## What to work on
1. Answer these questions from the forum thread:
(a) According to Frambuesa, which character did Morau insult?
(b) What date appears on every post shown?
(c) According to Rori, what has Morau obviously not done?
2. Please render this sentence from the forum thread in Spanish: "You obviously haven't read the whole thing."
3. Carry on the forum thread from where it stops.

## begin Reading passage

This thread was already shit in the first place.


----------



## Frambuesa (Sep 29, 2007)

Morau said:


> Did i insulted Hinata???? No  and the only ones that are making annoying comments are persons like you who love to ruin a threads like this ...nice one



you insulted sakura
not hinata

lol


----------



## Cecil (Sep 29, 2007)

Sakura, such a nice ass she has.


----------



## CajNatalie (Sep 29, 2007)

FullMetalAlchemist9 said:


> No that is Sakura.


ZOMGCHARACTERBASHING!!!111oneone:amazed
*smashes you over the head with fist*


----------



## Rori (Sep 29, 2007)

Morau said:


> Did i insulted Hinata???? No  and the only ones that are making annoying comments are persons like you who love to ruin a threads like this ...nice one



I've ruined the thread by making annoying comments?

You obviously haven't read the whole thing.

## end Reading passage
## begin Recorded information

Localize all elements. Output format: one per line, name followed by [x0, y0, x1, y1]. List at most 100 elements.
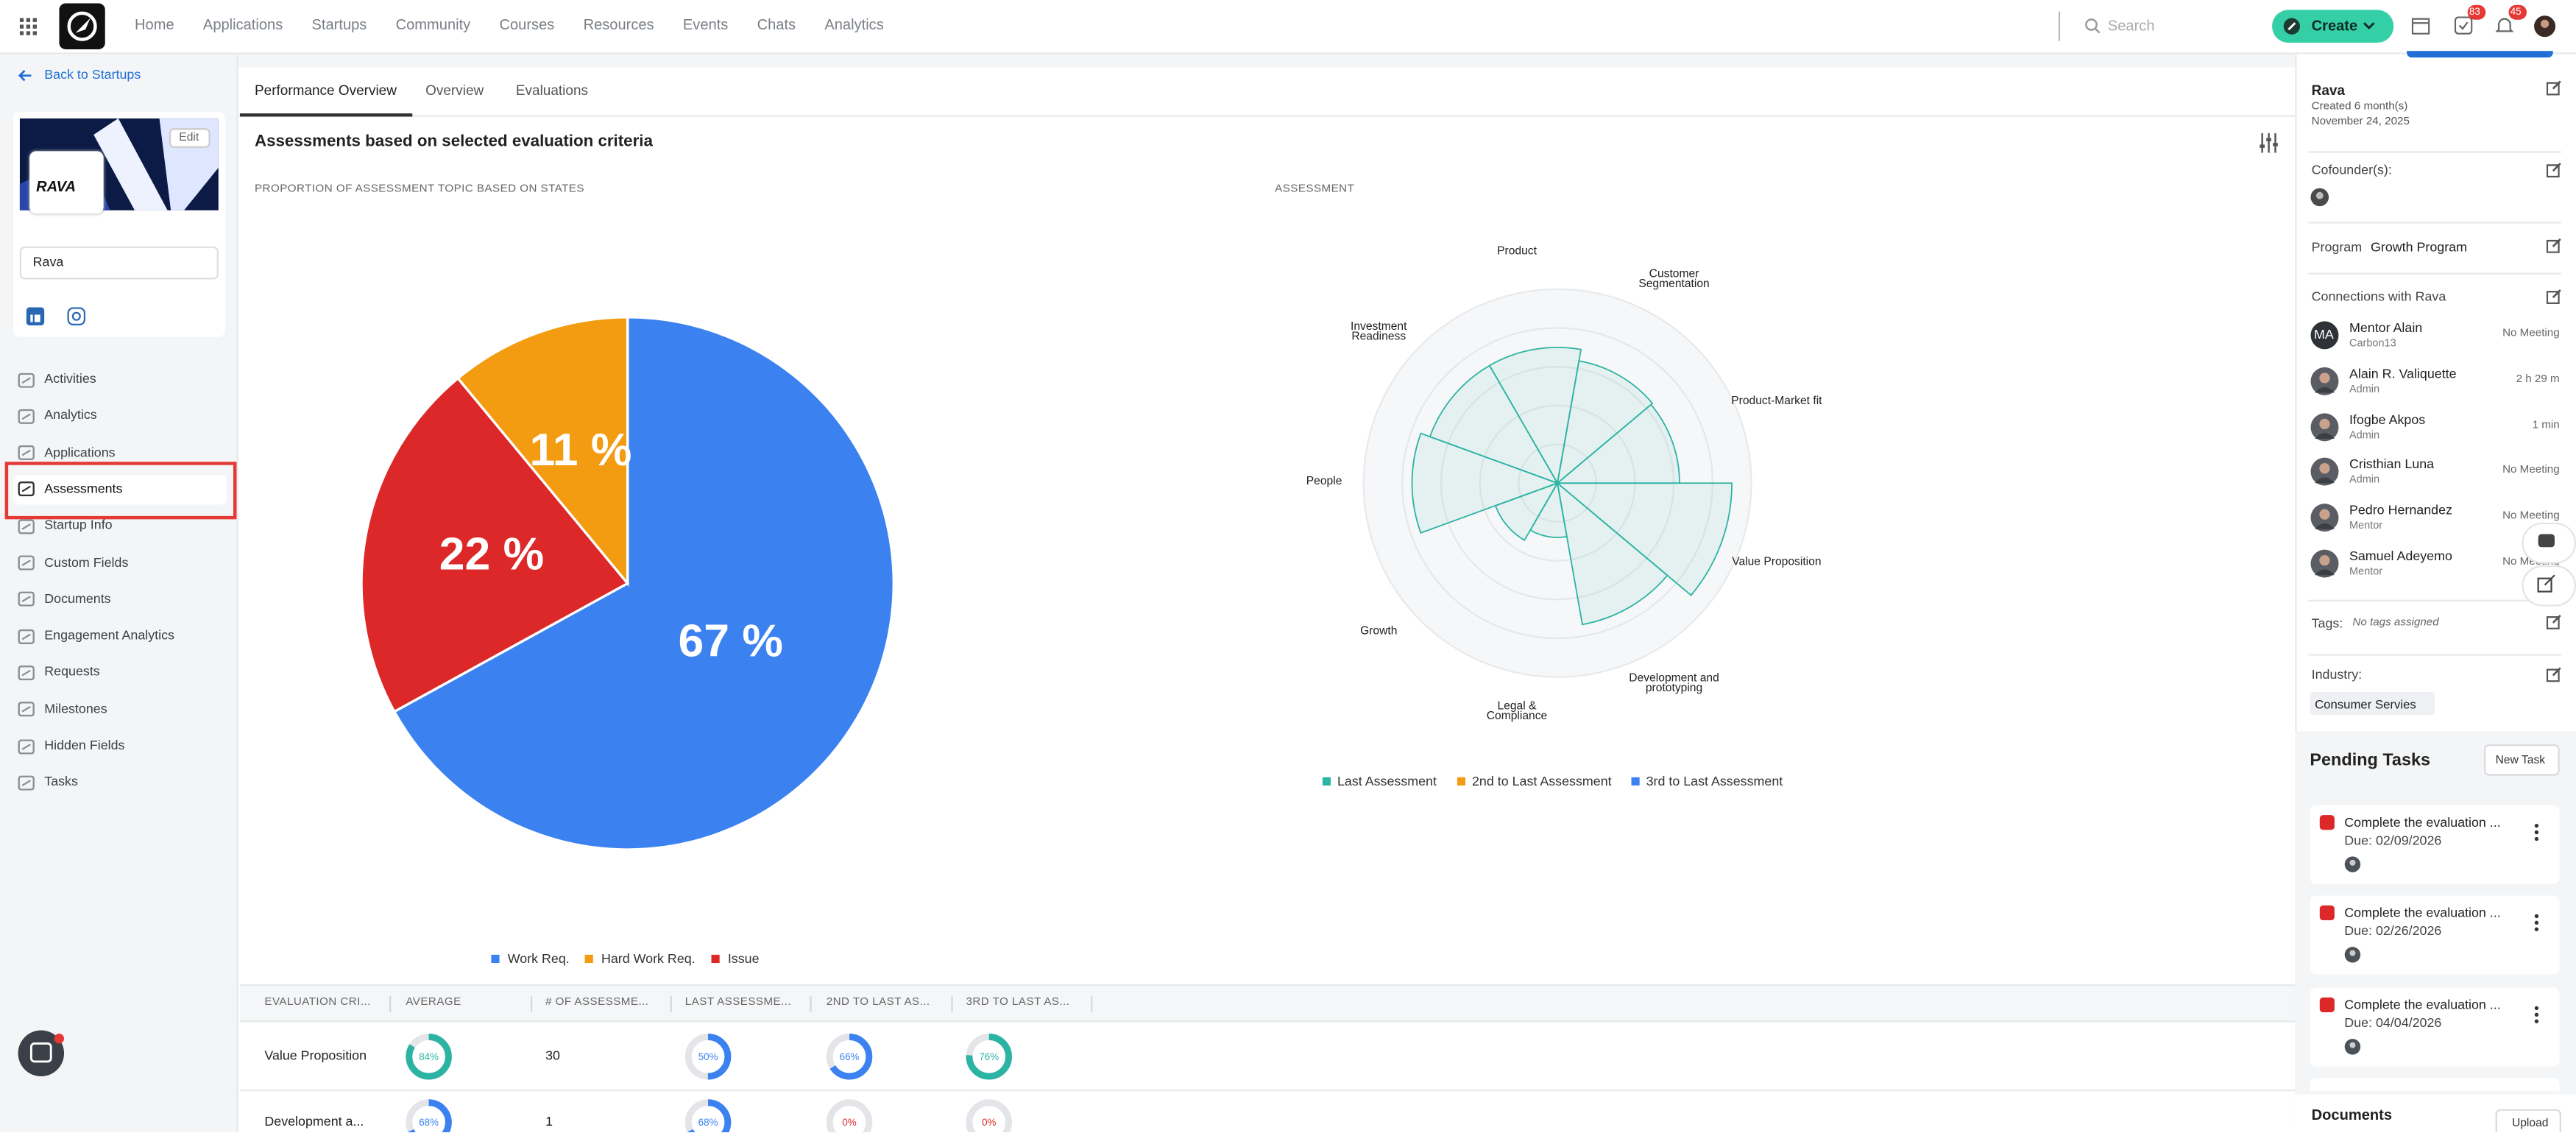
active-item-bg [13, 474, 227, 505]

## end Recorded information

## The replies
1.
(a) Sakura
(b) Sep 29, 2007
(c) Read the whole thing

2. Obviamente no lo has leído entero.

3.
And I wasn't directing my comment at you, just at those who are insulting Sakura. It works both ways, there's Hinata and Sakura bashing and nothing but flamebaiting in this thread. It was ruined a long time ago.


----------



## Kusogitsune (Sep 29, 2007)

Tayuya x Kimimaro 4eva said:


> This thread was already shit in the first place.



How many HoU threads aren't?


----------



## CajNatalie (Sep 29, 2007)

Rori ♥ said:


> And I wasn't directing my comment at you, just at those who are insulting Sakura. It works both ways, there's Hinata and Sakura bashing and nothing but flamebaiting in this thread. It was ruined a long time ago.


I'm all on this one...

End the bashing... and just love the character you wanna win.

_Of course there is also a problem in loving too much... *cough* FMA9 *cough*
_


----------



## Morau (Sep 29, 2007)

Moosbeeren said:


> you insulted sakura
> not hinata
> 
> lol


And where exactlly mister lol i insulted Sakura??? by Calling her pink Emo Girl??? seriously


----------



## Overhaul (Sep 29, 2007)

kusogitsune said:


> How many HoU threads aren't?


every single one that isn't mine.


----------



## Levithian (Sep 29, 2007)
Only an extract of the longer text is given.